▸ **WHAT THE TASK REQUIRES**
Go through the material below and report how many lines contain "about". Give only the number.

A run of records:
/---
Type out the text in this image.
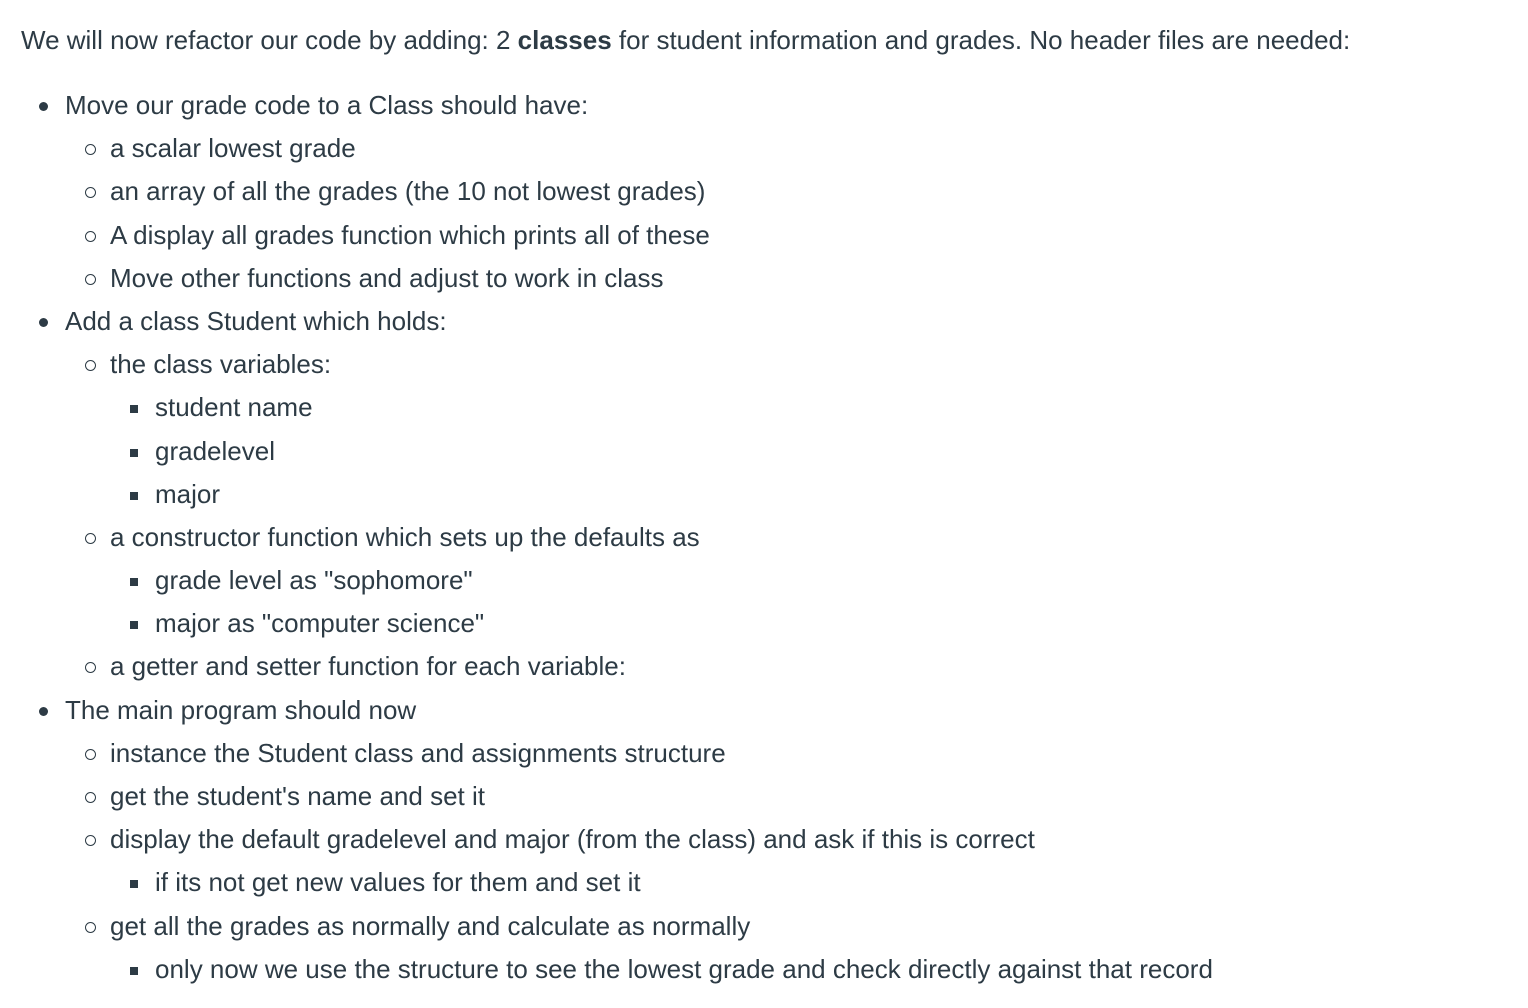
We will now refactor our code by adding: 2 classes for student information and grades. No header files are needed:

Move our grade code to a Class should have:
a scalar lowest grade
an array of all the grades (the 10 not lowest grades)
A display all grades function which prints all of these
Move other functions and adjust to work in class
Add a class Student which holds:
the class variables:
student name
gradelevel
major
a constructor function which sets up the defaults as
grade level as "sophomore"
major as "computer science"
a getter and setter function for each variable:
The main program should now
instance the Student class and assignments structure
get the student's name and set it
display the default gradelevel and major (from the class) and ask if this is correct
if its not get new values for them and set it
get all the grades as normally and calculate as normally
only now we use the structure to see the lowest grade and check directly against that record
\---
/---
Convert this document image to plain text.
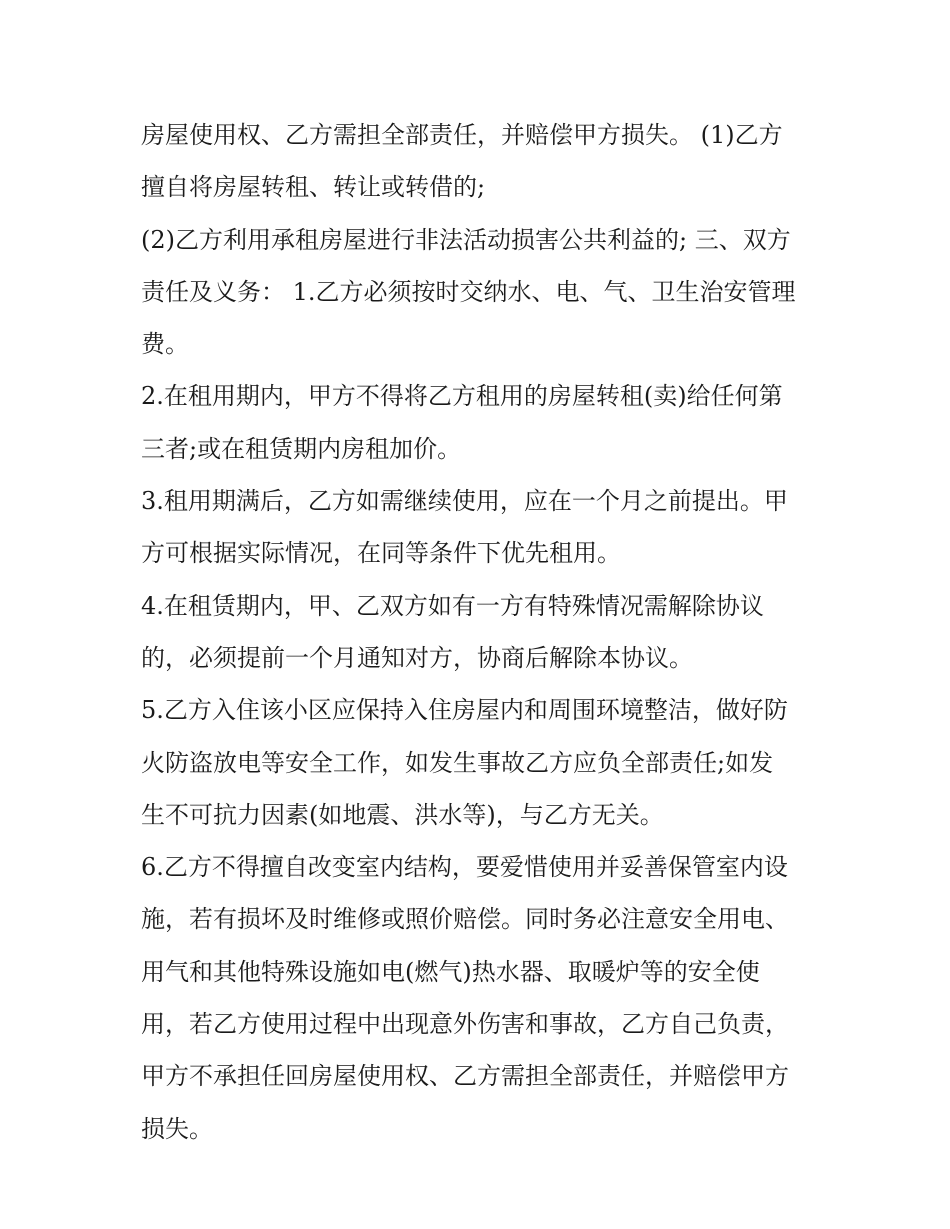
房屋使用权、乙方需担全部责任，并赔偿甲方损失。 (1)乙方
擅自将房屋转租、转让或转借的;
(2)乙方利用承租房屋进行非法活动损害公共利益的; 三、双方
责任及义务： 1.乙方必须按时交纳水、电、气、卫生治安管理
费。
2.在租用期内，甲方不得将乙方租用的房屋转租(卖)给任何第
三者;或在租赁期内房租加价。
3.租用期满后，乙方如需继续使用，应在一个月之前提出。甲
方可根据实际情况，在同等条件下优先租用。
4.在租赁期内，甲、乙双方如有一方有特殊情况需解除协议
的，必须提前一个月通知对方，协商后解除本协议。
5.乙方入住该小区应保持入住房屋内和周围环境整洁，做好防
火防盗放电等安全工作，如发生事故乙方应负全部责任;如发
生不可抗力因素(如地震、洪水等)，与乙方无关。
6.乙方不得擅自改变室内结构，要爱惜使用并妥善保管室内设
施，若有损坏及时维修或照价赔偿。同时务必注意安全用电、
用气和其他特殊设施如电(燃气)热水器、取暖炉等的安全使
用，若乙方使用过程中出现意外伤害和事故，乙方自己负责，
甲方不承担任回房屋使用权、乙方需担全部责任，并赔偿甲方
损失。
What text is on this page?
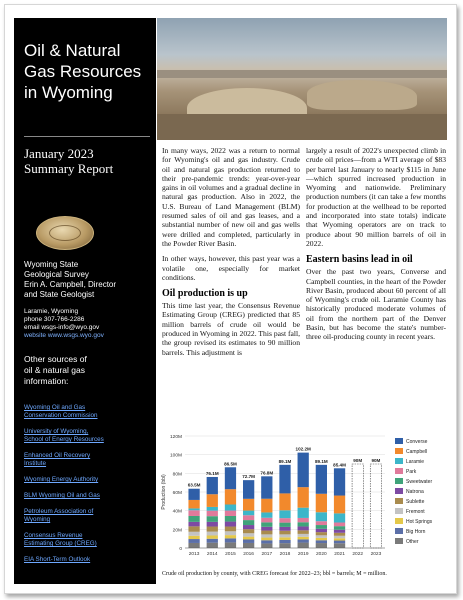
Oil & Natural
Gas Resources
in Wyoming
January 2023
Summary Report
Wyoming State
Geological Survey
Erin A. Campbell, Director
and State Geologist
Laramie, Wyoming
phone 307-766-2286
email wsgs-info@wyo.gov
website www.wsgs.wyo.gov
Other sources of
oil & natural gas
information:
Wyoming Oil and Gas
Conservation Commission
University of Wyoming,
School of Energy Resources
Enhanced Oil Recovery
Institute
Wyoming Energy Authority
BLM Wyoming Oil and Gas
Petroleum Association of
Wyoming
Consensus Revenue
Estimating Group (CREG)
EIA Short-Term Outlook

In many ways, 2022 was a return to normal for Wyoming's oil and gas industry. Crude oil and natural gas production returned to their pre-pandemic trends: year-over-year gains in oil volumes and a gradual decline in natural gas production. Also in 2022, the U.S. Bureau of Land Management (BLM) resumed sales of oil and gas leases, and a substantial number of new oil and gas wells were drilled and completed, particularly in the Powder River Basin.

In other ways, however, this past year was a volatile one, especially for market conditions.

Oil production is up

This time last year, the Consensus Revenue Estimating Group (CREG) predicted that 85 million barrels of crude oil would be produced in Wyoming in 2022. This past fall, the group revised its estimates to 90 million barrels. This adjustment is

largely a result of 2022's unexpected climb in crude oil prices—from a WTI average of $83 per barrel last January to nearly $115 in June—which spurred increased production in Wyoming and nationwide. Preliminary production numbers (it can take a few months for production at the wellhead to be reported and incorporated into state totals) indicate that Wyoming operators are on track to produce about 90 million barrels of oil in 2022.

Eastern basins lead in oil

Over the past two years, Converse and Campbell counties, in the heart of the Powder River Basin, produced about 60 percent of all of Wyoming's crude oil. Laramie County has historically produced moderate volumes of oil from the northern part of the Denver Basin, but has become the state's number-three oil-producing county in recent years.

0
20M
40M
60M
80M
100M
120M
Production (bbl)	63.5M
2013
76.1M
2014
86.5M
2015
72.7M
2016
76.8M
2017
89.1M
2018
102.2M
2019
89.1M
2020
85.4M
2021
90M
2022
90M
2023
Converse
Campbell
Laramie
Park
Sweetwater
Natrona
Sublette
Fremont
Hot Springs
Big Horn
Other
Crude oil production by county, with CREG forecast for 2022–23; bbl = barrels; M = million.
\---
▸ **SOLUTION TO THE PROBLEM**
2